##### MATERIAL SHOWN

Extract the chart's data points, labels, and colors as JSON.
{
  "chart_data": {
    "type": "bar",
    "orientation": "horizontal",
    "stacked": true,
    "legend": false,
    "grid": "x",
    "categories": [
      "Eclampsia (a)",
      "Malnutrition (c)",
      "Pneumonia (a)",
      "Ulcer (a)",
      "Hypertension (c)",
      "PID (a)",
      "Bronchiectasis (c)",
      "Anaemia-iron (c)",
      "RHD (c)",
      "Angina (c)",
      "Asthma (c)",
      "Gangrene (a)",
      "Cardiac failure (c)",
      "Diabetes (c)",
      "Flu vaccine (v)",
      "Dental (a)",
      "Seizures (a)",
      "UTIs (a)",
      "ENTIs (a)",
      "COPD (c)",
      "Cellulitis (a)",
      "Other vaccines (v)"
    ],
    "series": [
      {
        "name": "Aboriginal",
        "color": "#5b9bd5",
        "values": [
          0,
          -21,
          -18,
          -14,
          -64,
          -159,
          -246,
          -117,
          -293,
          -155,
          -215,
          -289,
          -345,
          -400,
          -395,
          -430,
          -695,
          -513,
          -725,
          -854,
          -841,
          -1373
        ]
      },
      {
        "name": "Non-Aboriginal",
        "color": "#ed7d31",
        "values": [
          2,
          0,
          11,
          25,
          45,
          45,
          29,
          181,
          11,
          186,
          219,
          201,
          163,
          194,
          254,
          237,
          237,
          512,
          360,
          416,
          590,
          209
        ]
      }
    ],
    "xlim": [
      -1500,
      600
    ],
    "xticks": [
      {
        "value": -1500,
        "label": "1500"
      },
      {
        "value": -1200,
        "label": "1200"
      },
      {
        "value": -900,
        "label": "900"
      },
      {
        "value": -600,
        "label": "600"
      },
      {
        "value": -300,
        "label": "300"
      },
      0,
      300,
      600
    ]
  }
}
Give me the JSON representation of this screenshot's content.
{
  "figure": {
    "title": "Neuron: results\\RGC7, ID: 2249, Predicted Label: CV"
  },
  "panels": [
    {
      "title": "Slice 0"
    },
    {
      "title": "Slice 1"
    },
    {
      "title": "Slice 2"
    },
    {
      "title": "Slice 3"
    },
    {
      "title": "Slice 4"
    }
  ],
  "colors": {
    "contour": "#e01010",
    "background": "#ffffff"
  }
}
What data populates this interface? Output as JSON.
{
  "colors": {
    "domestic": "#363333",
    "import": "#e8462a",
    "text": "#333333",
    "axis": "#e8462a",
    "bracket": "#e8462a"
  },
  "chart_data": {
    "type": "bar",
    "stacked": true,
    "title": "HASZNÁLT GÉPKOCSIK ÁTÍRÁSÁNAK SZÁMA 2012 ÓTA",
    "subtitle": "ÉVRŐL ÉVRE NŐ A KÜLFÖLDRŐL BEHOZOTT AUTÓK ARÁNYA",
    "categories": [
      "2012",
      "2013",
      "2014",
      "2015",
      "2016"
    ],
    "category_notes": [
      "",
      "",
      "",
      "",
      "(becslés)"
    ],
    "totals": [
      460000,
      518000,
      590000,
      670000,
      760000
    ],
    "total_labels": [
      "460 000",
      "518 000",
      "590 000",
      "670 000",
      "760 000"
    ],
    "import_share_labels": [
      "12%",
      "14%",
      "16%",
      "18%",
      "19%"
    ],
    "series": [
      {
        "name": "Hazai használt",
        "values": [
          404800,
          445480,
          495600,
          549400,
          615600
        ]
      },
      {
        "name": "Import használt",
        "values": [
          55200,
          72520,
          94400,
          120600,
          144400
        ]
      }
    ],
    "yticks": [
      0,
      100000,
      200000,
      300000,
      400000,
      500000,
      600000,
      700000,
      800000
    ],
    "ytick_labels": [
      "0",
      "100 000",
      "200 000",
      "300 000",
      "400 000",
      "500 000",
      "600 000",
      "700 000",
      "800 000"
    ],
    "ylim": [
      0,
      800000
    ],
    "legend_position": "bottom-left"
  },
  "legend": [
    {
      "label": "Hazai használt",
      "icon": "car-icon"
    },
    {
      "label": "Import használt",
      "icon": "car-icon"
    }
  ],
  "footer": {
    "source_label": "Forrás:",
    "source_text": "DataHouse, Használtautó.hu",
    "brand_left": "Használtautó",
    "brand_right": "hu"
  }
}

##########

TASK PROMPT: Print again the material above, limited to the lines from the one holding "What data populates" through the last, inclusive.

RESPONSE TO THE EXERCISE:
What data populates this interface? Output as JSON.
{
  "colors": {
    "domestic": "#363333",
    "import": "#e8462a",
    "text": "#333333",
    "axis": "#e8462a",
    "bracket": "#e8462a"
  },
  "chart_data": {
    "type": "bar",
    "stacked": true,
    "title": "HASZNÁLT GÉPKOCSIK ÁTÍRÁSÁNAK SZÁMA 2012 ÓTA",
    "subtitle": "ÉVRŐL ÉVRE NŐ A KÜLFÖLDRŐL BEHOZOTT AUTÓK ARÁNYA",
    "categories": [
      "2012",
      "2013",
      "2014",
      "2015",
      "2016"
    ],
    "category_notes": [
      "",
      "",
      "",
      "",
      "(becslés)"
    ],
    "totals": [
      460000,
      518000,
      590000,
      670000,
      760000
    ],
    "total_labels": [
      "460 000",
      "518 000",
      "590 000",
      "670 000",
      "760 000"
    ],
    "import_share_labels": [
      "12%",
      "14%",
      "16%",
      "18%",
      "19%"
    ],
    "series": [
      {
        "name": "Hazai használt",
        "values": [
          404800,
          445480,
          495600,
          549400,
          615600
        ]
      },
      {
        "name": "Import használt",
        "values": [
          55200,
          72520,
          94400,
          120600,
          144400
        ]
      }
    ],
    "yticks": [
      0,
      100000,
      200000,
      300000,
      400000,
      500000,
      600000,
      700000,
      800000
    ],
    "ytick_labels": [
      "0",
      "100 000",
      "200 000",
      "300 000",
      "400 000",
      "500 000",
      "600 000",
      "700 000",
      "800 000"
    ],
    "ylim": [
      0,
      800000
    ],
    "legend_position": "bottom-left"
  },
  "legend": [
    {
      "label": "Hazai használt",
      "icon": "car-icon"
    },
    {
      "label": "Import használt",
      "icon": "car-icon"
    }
  ],
  "footer": {
    "source_label": "Forrás:",
    "source_text": "DataHouse, Használtautó.hu",
    "brand_left": "Használtautó",
    "brand_right": "hu"
  }
}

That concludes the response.